RECORDS FOR THE EXERCISE –

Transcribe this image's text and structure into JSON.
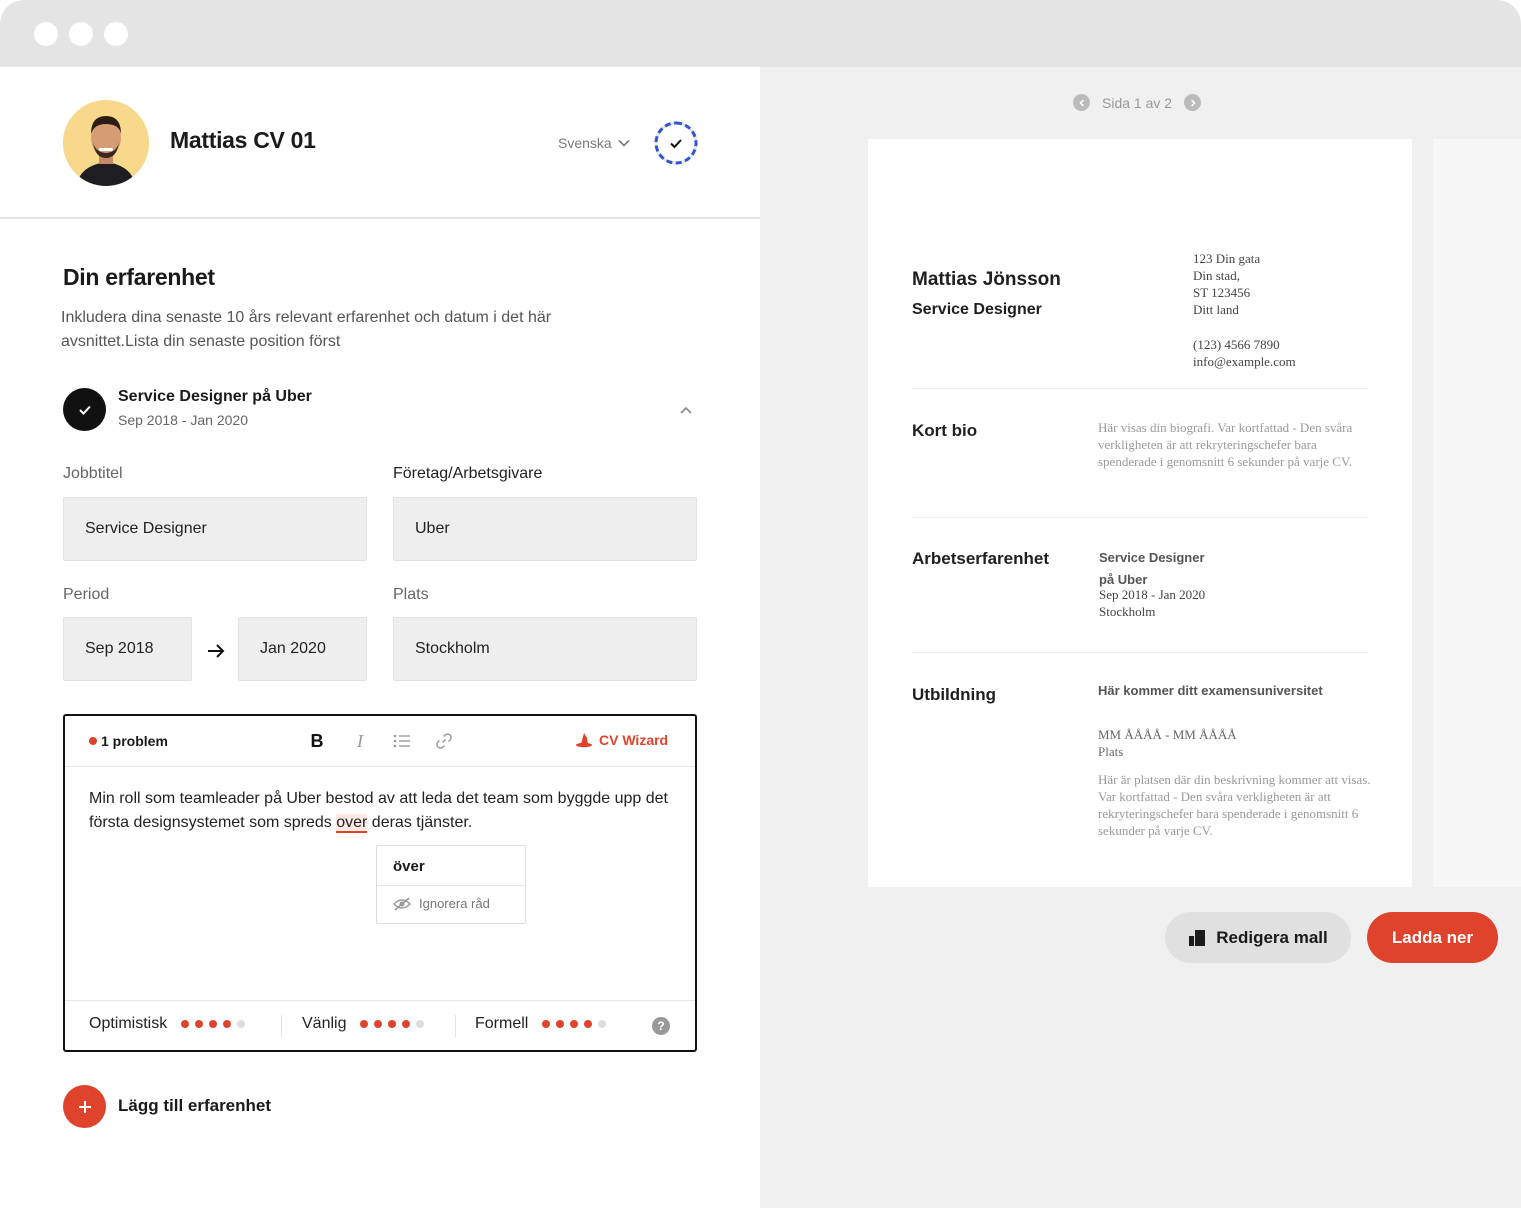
{
  "header": {
    "cv_title": "Mattias CV 01",
    "language": "Svenska"
  },
  "section": {
    "title": "Din erfarenhet",
    "description": "Inkludera dina senaste 10 års relevant erfarenhet och datum i det här avsnittet.Lista din senaste position först"
  },
  "experience": {
    "title": "Service Designer på Uber",
    "dates": "Sep 2018 - Jan 2020",
    "job_title_label": "Jobbtitel",
    "job_title_value": "Service Designer",
    "employer_label": "Företag/Arbetsgivare",
    "employer_value": "Uber",
    "period_label": "Period",
    "period_start": "Sep 2018",
    "period_end": "Jan 2020",
    "location_label": "Plats",
    "location_value": "Stockholm"
  },
  "editor": {
    "problem_count": "1 problem",
    "bold_label": "B",
    "italic_label": "I",
    "wizard_label": "CV Wizard",
    "text_before": "Min roll som teamleader på Uber bestod av att leda det team som byggde upp det första designsystemet som spreds ",
    "text_misspelled": "over",
    "text_after": " deras tjänster.",
    "suggestion": "över",
    "ignore_label": "Ignorera råd",
    "tones": [
      {
        "label": "Optimistisk",
        "level": 4,
        "max": 5
      },
      {
        "label": "Vänlig",
        "level": 4,
        "max": 5
      },
      {
        "label": "Formell",
        "level": 4,
        "max": 5
      }
    ],
    "help_label": "?"
  },
  "add_experience_label": "Lägg till erfarenhet",
  "preview": {
    "pager": "Sida 1 av 2",
    "name": "Mattias Jönsson",
    "role": "Service Designer",
    "address_lines": [
      "123 Din gata",
      "Din stad,",
      "ST 123456",
      "Ditt land"
    ],
    "phone": "(123) 4566 7890",
    "email": "info@example.com",
    "bio_heading": "Kort bio",
    "bio_text": "Här visas din biografi. Var kortfattad - Den svåra verkligheten är att rekryteringschefer bara spenderade i genomsnitt 6 sekunder på varje CV.",
    "work_heading": "Arbetserfarenhet",
    "work_title_line1": "Service Designer",
    "work_title_line2": "på Uber",
    "work_dates": "Sep 2018 - Jan 2020",
    "work_location": "Stockholm",
    "edu_heading": "Utbildning",
    "edu_school": "Här kommer ditt examensuniversitet",
    "edu_dates": "MM ÅÅÅÅ - MM ÅÅÅÅ",
    "edu_location": "Plats",
    "edu_text": "Här är platsen där din beskrivning kommer att visas. Var kortfattad - Den svåra verkligheten är att rekryteringschefer bara spenderade i genomsnitt 6 sekunder på varje CV."
  },
  "actions": {
    "edit_template": "Redigera mall",
    "download": "Ladda ner"
  },
  "colors": {
    "accent": "#e0432b",
    "progress_ring": "#2f55d4",
    "avatar_bg": "#f8d98b"
  }
}
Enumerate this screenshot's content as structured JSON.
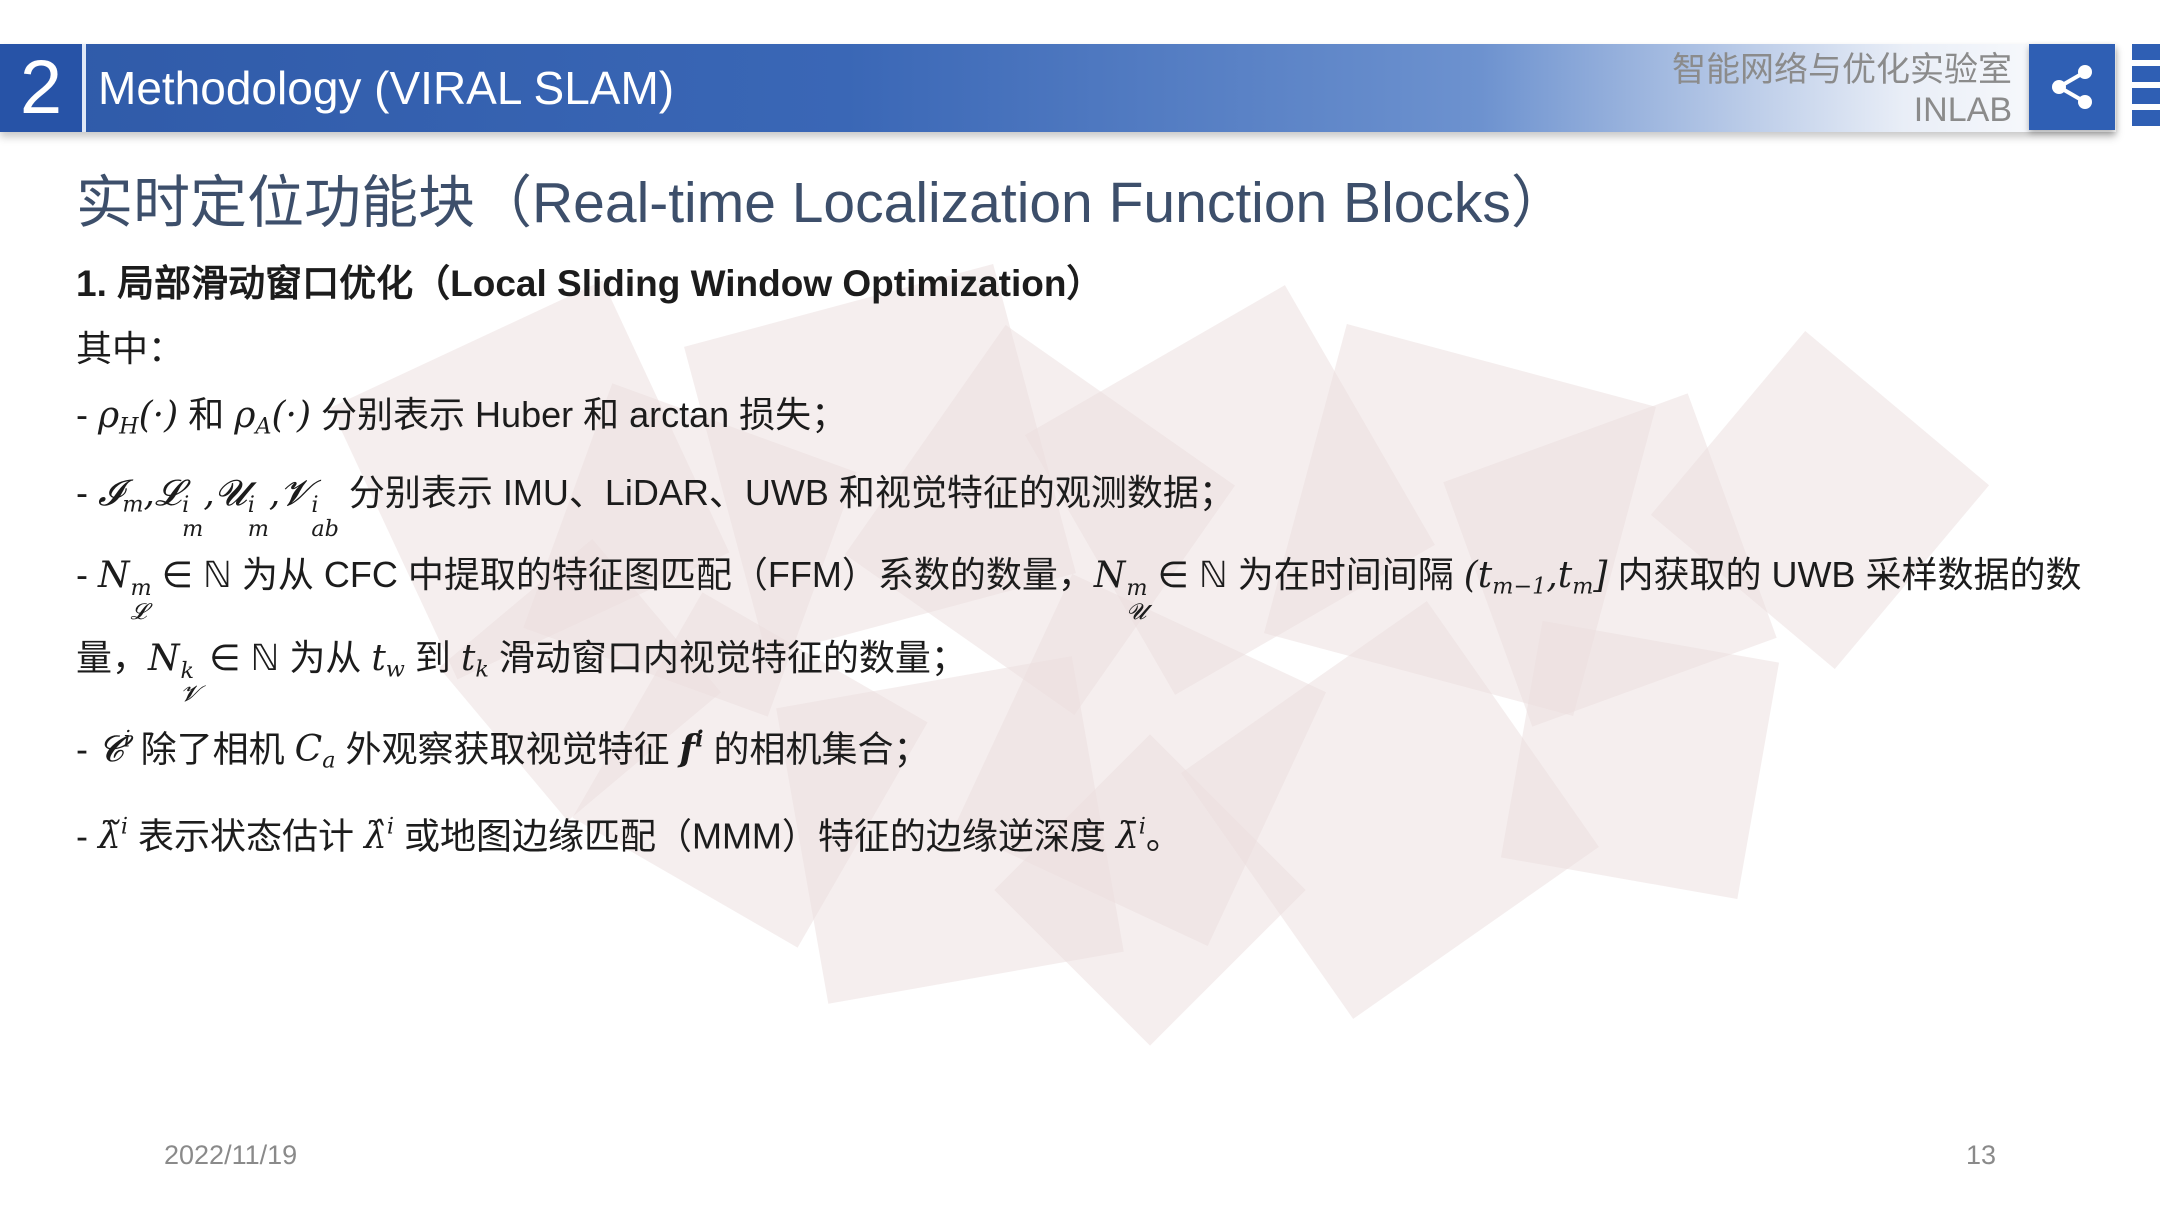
{
  "header": {
    "section_number": "2",
    "title": "Methodology (VIRAL SLAM)",
    "lab_name_cn": "智能网络与优化实验室",
    "lab_name_en": "INLAB",
    "share_icon": "share-icon",
    "colors": {
      "bar": "#3a67b6",
      "accent": "#2f5fb4"
    }
  },
  "slide": {
    "title": "实时定位功能块（Real-time Localization Function Blocks）",
    "heading": "1. 局部滑动窗口优化（Local Sliding Window Optimization）",
    "intro": "其中：",
    "items": {
      "rho": {
        "dash": "- ",
        "rho": "ρ",
        "sub_h": "H",
        "paren1": "(·)",
        "and": " 和 ",
        "sub_a": "A",
        "paren2": "(·)",
        "text": " 分别表示 Huber 和 arctan 损失；"
      },
      "obs": {
        "dash": "- ",
        "i_sym": "𝓘",
        "m": "m",
        "comma": ",",
        "l_sym": "𝓛",
        "u_sym": "𝓤",
        "v_sym": "𝓥",
        "i": "i",
        "ab": "ab",
        "text": " 分别表示 IMU、LiDAR、UWB 和视觉特征的观测数据；"
      },
      "counts": {
        "dash": "- ",
        "n": "N",
        "m": "m",
        "k": "k",
        "l_sub": "𝓛",
        "u_sub": "𝓤",
        "v_sub": "𝓥",
        "in_nat": " ∈ ℕ ",
        "t1": "为从 CFC 中提取的特征图匹配（FFM）系数的数量，",
        "t2": "为在时间间隔 ",
        "interval_open": "(",
        "t": "t",
        "sub_m1": "m−1",
        "sub_m": "m",
        "interval_close": "]",
        "t3": " 内获取的 UWB 采样数据的数量，",
        "t4": "为从 ",
        "sub_w": "w",
        "t5": " 到 ",
        "sub_k": "k",
        "t6": " 滑动窗口内视觉特征的数量；"
      },
      "cam": {
        "dash": "- ",
        "c_sym": "𝓒",
        "i": "i",
        "t1": " 除了相机 ",
        "c_plain": "C",
        "sub_a": "a",
        "t2": " 外观察获取视觉特征 ",
        "f": "f",
        "t3": " 的相机集合；"
      },
      "lambda": {
        "dash": "- ",
        "tilde": "λ̃",
        "hat": "λ̂",
        "bar": "λ̄",
        "i": "i",
        "t1": " 表示状态估计 ",
        "t2": " 或地图边缘匹配（MMM）特征的边缘逆深度 ",
        "t3": "。"
      }
    }
  },
  "footer": {
    "date": "2022/11/19",
    "page": "13"
  }
}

WHAT YOU WILL DO – Without the pictures, return the records above exactly as written.

OUTPUT BELOW –
Transcribe this image's text and structure into JSON.
{
  "header": {
    "cv_title": "Mattias CV 01",
    "language": "Svenska"
  },
  "section": {
    "title": "Din erfarenhet",
    "description": "Inkludera dina senaste 10 års relevant erfarenhet och datum i det här avsnittet.Lista din senaste position först"
  },
  "experience": {
    "title": "Service Designer på Uber",
    "dates": "Sep 2018 - Jan 2020",
    "job_title_label": "Jobbtitel",
    "job_title_value": "Service Designer",
    "employer_label": "Företag/Arbetsgivare",
    "employer_value": "Uber",
    "period_label": "Period",
    "period_start": "Sep 2018",
    "period_end": "Jan 2020",
    "location_label": "Plats",
    "location_value": "Stockholm"
  },
  "editor": {
    "problem_count": "1 problem",
    "bold_label": "B",
    "italic_label": "I",
    "wizard_label": "CV Wizard",
    "text_before": "Min roll som teamleader på Uber bestod av att leda det team som byggde upp det första designsystemet som spreds ",
    "text_misspelled": "over",
    "text_after": " deras tjänster.",
    "suggestion": "över",
    "ignore_label": "Ignorera råd",
    "tones": [
      {
        "label": "Optimistisk",
        "level": 4,
        "max": 5
      },
      {
        "label": "Vänlig",
        "level": 4,
        "max": 5
      },
      {
        "label": "Formell",
        "level": 4,
        "max": 5
      }
    ],
    "help_label": "?"
  },
  "add_experience_label": "Lägg till erfarenhet",
  "preview": {
    "pager": "Sida 1 av 2",
    "name": "Mattias Jönsson",
    "role": "Service Designer",
    "address_lines": [
      "123 Din gata",
      "Din stad,",
      "ST 123456",
      "Ditt land"
    ],
    "phone": "(123) 4566 7890",
    "email": "info@example.com",
    "bio_heading": "Kort bio",
    "bio_text": "Här visas din biografi. Var kortfattad - Den svåra verkligheten är att rekryteringschefer bara spenderade i genomsnitt 6 sekunder på varje CV.",
    "work_heading": "Arbetserfarenhet",
    "work_title_line1": "Service Designer",
    "work_title_line2": "på Uber",
    "work_dates": "Sep 2018 - Jan 2020",
    "work_location": "Stockholm",
    "edu_heading": "Utbildning",
    "edu_school": "Här kommer ditt examensuniversitet",
    "edu_dates": "MM ÅÅÅÅ - MM ÅÅÅÅ",
    "edu_location": "Plats",
    "edu_text": "Här är platsen där din beskrivning kommer att visas. Var kortfattad - Den svåra verkligheten är att rekryteringschefer bara spenderade i genomsnitt 6 sekunder på varje CV."
  },
  "actions": {
    "edit_template": "Redigera mall",
    "download": "Ladda ner"
  },
  "colors": {
    "accent": "#e0432b",
    "progress_ring": "#2f55d4",
    "avatar_bg": "#f8d98b"
  }
}
Enumerate this screenshot's content as structured JSON.
{
  "header": {
    "section_number": "2",
    "title": "Methodology (VIRAL SLAM)",
    "lab_name_cn": "智能网络与优化实验室",
    "lab_name_en": "INLAB",
    "share_icon": "share-icon",
    "colors": {
      "bar": "#3a67b6",
      "accent": "#2f5fb4"
    }
  },
  "slide": {
    "title": "实时定位功能块（Real-time Localization Function Blocks）",
    "heading": "1. 局部滑动窗口优化（Local Sliding Window Optimization）",
    "intro": "其中：",
    "items": {
      "rho": {
        "dash": "- ",
        "rho": "ρ",
        "sub_h": "H",
        "paren1": "(·)",
        "and": " 和 ",
        "sub_a": "A",
        "paren2": "(·)",
        "text": " 分别表示 Huber 和 arctan 损失；"
      },
      "obs": {
        "dash": "- ",
        "i_sym": "𝓘",
        "m": "m",
        "comma": ",",
        "l_sym": "𝓛",
        "u_sym": "𝓤",
        "v_sym": "𝓥",
        "i": "i",
        "ab": "ab",
        "text": " 分别表示 IMU、LiDAR、UWB 和视觉特征的观测数据；"
      },
      "counts": {
        "dash": "- ",
        "n": "N",
        "m": "m",
        "k": "k",
        "l_sub": "𝓛",
        "u_sub": "𝓤",
        "v_sub": "𝓥",
        "in_nat": " ∈ ℕ ",
        "t1": "为从 CFC 中提取的特征图匹配（FFM）系数的数量，",
        "t2": "为在时间间隔 ",
        "interval_open": "(",
        "t": "t",
        "sub_m1": "m−1",
        "sub_m": "m",
        "interval_close": "]",
        "t3": " 内获取的 UWB 采样数据的数量，",
        "t4": "为从 ",
        "sub_w": "w",
        "t5": " 到 ",
        "sub_k": "k",
        "t6": " 滑动窗口内视觉特征的数量；"
      },
      "cam": {
        "dash": "- ",
        "c_sym": "𝓒",
        "i": "i",
        "t1": " 除了相机 ",
        "c_plain": "C",
        "sub_a": "a",
        "t2": " 外观察获取视觉特征 ",
        "f": "f",
        "t3": " 的相机集合；"
      },
      "lambda": {
        "dash": "- ",
        "tilde": "λ̃",
        "hat": "λ̂",
        "bar": "λ̄",
        "i": "i",
        "t1": " 表示状态估计 ",
        "t2": " 或地图边缘匹配（MMM）特征的边缘逆深度 ",
        "t3": "。"
      }
    }
  },
  "footer": {
    "date": "2022/11/19",
    "page": "13"
  }
}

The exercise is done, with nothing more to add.